GIVEN EXERCISE:
Rewrite the rows below so that each "Circle shape" becomes "Dot", with every other character left the same.

** start of GIVEN DATA **

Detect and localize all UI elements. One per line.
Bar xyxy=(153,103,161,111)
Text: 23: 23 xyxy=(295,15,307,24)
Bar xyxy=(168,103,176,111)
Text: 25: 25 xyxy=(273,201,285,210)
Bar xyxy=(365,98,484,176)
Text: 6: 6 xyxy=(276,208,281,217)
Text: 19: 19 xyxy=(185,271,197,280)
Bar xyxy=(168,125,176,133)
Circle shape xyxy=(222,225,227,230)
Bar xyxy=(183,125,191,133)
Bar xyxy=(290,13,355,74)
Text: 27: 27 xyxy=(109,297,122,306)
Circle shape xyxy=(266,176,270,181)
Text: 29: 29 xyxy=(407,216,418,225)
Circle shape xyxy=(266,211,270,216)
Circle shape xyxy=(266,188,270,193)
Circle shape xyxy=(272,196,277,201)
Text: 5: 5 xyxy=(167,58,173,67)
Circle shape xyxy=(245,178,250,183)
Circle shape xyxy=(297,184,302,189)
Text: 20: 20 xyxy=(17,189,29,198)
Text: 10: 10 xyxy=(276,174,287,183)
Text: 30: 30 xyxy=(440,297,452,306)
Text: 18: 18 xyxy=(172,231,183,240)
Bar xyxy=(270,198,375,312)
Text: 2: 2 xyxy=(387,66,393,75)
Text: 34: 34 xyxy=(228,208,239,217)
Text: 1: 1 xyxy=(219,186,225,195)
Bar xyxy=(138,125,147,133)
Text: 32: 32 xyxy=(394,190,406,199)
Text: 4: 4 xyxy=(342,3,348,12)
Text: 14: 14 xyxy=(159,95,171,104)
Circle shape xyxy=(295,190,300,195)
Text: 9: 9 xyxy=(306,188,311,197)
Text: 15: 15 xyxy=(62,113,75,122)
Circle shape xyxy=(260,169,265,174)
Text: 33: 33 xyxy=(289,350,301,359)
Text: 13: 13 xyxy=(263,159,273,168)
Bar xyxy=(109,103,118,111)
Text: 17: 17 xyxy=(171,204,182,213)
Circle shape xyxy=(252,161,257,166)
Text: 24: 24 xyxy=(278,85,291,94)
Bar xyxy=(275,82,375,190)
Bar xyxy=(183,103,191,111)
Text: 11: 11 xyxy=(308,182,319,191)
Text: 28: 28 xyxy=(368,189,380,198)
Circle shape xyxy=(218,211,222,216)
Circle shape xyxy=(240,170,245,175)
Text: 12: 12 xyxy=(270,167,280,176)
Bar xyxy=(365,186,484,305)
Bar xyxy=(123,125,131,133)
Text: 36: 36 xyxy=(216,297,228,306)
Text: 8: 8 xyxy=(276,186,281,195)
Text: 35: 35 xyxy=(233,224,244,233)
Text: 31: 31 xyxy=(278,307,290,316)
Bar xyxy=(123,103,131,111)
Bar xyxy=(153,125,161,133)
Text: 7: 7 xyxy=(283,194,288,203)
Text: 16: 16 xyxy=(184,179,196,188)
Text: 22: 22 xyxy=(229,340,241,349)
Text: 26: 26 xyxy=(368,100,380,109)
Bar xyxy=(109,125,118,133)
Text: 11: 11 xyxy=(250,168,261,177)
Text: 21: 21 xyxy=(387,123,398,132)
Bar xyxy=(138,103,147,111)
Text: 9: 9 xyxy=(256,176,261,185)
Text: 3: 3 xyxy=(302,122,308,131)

** end of GIVEN DATA **

TASK SOLUTION:
Detect and localize all UI elements. One per line.
Bar xyxy=(153,103,161,111)
Text: 23: 23 xyxy=(295,15,307,24)
Bar xyxy=(168,103,176,111)
Text: 25: 25 xyxy=(273,201,285,210)
Bar xyxy=(365,98,484,176)
Text: 6: 6 xyxy=(276,208,281,217)
Text: 19: 19 xyxy=(185,271,197,280)
Bar xyxy=(168,125,176,133)
Dot xyxy=(222,225,227,230)
Bar xyxy=(183,125,191,133)
Bar xyxy=(290,13,355,74)
Text: 27: 27 xyxy=(109,297,122,306)
Dot xyxy=(266,176,270,181)
Text: 29: 29 xyxy=(407,216,418,225)
Dot xyxy=(266,211,270,216)
Dot xyxy=(266,188,270,193)
Dot xyxy=(272,196,277,201)
Text: 5: 5 xyxy=(167,58,173,67)
Dot xyxy=(245,178,250,183)
Dot xyxy=(297,184,302,189)
Text: 20: 20 xyxy=(17,189,29,198)
Text: 10: 10 xyxy=(276,174,287,183)
Text: 30: 30 xyxy=(440,297,452,306)
Text: 18: 18 xyxy=(172,231,183,240)
Bar xyxy=(270,198,375,312)
Text: 2: 2 xyxy=(387,66,393,75)
Text: 34: 34 xyxy=(228,208,239,217)
Text: 1: 1 xyxy=(219,186,225,195)
Bar xyxy=(138,125,147,133)
Text: 32: 32 xyxy=(394,190,406,199)
Text: 4: 4 xyxy=(342,3,348,12)
Text: 14: 14 xyxy=(159,95,171,104)
Dot xyxy=(295,190,300,195)
Text: 9: 9 xyxy=(306,188,311,197)
Text: 15: 15 xyxy=(62,113,75,122)
Dot xyxy=(260,169,265,174)
Text: 33: 33 xyxy=(289,350,301,359)
Text: 13: 13 xyxy=(263,159,273,168)
Bar xyxy=(109,103,118,111)
Text: 17: 17 xyxy=(171,204,182,213)
Dot xyxy=(252,161,257,166)
Text: 24: 24 xyxy=(278,85,291,94)
Bar xyxy=(275,82,375,190)
Bar xyxy=(183,103,191,111)
Text: 11: 11 xyxy=(308,182,319,191)
Text: 28: 28 xyxy=(368,189,380,198)
Dot xyxy=(218,211,222,216)
Dot xyxy=(240,170,245,175)
Text: 12: 12 xyxy=(270,167,280,176)
Bar xyxy=(365,186,484,305)
Bar xyxy=(123,125,131,133)
Text: 36: 36 xyxy=(216,297,228,306)
Text: 8: 8 xyxy=(276,186,281,195)
Text: 35: 35 xyxy=(233,224,244,233)
Text: 31: 31 xyxy=(278,307,290,316)
Bar xyxy=(123,103,131,111)
Bar xyxy=(153,125,161,133)
Text: 7: 7 xyxy=(283,194,288,203)
Text: 16: 16 xyxy=(184,179,196,188)
Text: 22: 22 xyxy=(229,340,241,349)
Text: 26: 26 xyxy=(368,100,380,109)
Bar xyxy=(109,125,118,133)
Text: 11: 11 xyxy=(250,168,261,177)
Text: 21: 21 xyxy=(387,123,398,132)
Bar xyxy=(138,103,147,111)
Text: 9: 9 xyxy=(256,176,261,185)
Text: 3: 3 xyxy=(302,122,308,131)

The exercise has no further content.